- _The request_:
Reproduce the lines word for word, from the very first line through the line containing "menu-item[interactable]: 편집(E) (63, 6, 99, 22)", including both ends.

○ ○ ○ ○ ○ ○ ○

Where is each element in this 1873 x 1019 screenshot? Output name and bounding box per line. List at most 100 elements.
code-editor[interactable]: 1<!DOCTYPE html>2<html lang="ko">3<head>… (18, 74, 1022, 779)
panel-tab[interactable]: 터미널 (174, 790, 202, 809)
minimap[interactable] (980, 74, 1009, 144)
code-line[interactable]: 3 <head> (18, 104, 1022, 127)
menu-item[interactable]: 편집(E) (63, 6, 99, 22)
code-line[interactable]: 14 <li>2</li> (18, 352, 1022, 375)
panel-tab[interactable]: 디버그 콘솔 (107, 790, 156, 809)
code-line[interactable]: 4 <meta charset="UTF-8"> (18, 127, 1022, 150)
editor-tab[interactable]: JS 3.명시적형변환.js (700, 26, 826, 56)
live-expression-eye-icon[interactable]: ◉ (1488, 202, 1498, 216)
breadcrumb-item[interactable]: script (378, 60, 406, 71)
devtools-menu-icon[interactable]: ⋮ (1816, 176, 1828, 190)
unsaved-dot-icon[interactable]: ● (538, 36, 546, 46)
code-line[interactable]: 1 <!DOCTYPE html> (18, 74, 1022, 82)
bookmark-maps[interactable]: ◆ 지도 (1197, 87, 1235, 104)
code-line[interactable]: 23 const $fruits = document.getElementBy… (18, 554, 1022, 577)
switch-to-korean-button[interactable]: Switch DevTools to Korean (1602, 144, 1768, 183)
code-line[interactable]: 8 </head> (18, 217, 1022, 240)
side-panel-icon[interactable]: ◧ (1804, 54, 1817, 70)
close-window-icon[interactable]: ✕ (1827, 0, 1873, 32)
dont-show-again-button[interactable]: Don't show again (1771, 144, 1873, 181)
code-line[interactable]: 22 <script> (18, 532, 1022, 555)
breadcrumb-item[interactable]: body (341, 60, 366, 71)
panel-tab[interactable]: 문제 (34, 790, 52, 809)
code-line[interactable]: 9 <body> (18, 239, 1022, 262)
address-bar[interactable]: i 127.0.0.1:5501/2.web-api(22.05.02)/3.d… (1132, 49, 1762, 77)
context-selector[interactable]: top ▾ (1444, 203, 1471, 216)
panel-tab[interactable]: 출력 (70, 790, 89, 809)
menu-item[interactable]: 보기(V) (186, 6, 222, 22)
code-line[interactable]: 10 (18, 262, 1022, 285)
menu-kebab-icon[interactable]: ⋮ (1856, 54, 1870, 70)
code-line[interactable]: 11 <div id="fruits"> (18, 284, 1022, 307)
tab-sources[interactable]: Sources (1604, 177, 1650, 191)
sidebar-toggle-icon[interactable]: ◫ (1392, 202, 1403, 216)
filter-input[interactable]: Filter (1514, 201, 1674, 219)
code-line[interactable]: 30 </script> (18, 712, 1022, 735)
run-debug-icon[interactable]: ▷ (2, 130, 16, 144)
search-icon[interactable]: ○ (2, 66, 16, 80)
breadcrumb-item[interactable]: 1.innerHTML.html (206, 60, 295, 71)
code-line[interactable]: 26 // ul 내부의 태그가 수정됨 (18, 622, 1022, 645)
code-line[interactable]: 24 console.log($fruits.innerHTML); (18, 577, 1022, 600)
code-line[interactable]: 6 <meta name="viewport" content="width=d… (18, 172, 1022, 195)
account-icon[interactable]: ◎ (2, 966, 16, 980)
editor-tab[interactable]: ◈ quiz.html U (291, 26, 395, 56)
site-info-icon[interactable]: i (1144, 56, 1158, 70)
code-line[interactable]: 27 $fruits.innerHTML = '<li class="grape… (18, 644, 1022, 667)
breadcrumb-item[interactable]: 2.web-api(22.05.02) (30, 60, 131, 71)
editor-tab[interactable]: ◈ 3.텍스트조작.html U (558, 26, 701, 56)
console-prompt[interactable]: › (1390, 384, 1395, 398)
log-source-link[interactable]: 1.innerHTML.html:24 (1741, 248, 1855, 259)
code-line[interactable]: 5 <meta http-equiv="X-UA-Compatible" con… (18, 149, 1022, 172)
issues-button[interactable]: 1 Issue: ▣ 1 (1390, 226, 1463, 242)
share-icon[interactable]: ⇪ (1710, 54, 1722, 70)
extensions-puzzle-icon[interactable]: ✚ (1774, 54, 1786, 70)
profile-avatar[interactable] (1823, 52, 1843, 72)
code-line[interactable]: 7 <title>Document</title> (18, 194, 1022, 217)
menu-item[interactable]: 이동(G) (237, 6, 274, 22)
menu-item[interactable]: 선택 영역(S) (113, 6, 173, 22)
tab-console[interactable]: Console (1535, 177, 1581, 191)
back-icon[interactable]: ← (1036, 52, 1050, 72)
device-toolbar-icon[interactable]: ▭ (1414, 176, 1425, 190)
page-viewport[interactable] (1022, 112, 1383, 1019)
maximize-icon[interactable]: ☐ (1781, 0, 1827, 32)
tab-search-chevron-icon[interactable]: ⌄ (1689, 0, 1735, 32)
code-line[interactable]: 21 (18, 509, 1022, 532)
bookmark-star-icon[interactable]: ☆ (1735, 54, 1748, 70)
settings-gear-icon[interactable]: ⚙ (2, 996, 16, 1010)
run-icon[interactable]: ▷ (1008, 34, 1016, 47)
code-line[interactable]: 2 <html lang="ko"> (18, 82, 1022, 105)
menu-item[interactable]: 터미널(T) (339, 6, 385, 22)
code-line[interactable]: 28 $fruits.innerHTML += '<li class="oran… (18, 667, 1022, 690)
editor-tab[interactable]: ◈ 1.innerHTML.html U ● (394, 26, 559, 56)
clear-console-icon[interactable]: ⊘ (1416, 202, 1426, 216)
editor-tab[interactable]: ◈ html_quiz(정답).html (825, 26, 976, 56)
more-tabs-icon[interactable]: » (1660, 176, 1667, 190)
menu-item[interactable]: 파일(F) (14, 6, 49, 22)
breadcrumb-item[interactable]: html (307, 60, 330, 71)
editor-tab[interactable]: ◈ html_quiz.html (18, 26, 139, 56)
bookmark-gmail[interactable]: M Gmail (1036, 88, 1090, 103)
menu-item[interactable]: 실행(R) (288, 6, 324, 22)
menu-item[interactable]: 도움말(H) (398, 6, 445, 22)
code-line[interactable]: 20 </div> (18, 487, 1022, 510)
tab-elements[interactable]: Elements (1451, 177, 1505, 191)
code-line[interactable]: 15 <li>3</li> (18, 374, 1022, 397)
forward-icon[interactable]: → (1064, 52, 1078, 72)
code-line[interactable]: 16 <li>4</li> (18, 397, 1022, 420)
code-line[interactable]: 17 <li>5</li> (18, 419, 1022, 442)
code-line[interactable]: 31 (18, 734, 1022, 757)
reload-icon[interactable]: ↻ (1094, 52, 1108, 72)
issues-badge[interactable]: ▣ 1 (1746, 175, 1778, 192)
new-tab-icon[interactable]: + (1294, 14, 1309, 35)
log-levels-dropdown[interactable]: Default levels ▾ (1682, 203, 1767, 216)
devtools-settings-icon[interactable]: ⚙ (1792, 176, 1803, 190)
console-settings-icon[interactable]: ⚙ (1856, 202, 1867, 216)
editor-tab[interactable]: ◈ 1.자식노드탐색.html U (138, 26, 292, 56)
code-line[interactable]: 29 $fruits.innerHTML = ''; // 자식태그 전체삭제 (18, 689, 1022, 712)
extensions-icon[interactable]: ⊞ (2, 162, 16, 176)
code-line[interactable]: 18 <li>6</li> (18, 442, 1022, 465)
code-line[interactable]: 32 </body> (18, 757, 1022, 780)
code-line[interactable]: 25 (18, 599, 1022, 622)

○ ○ ○ ○ ○ ○ ○

- _Output for this task_:
Where is each element in this 1873 x 1019 screenshot? Output name and bounding box per line. List at most 100 elements.
code-editor[interactable]: 1<!DOCTYPE html>2<html lang="ko">3<head>… (18, 74, 1022, 779)
panel-tab[interactable]: 터미널 (174, 790, 202, 809)
minimap[interactable] (980, 74, 1009, 144)
code-line[interactable]: 3 <head> (18, 104, 1022, 127)
menu-item[interactable]: 편집(E) (63, 6, 99, 22)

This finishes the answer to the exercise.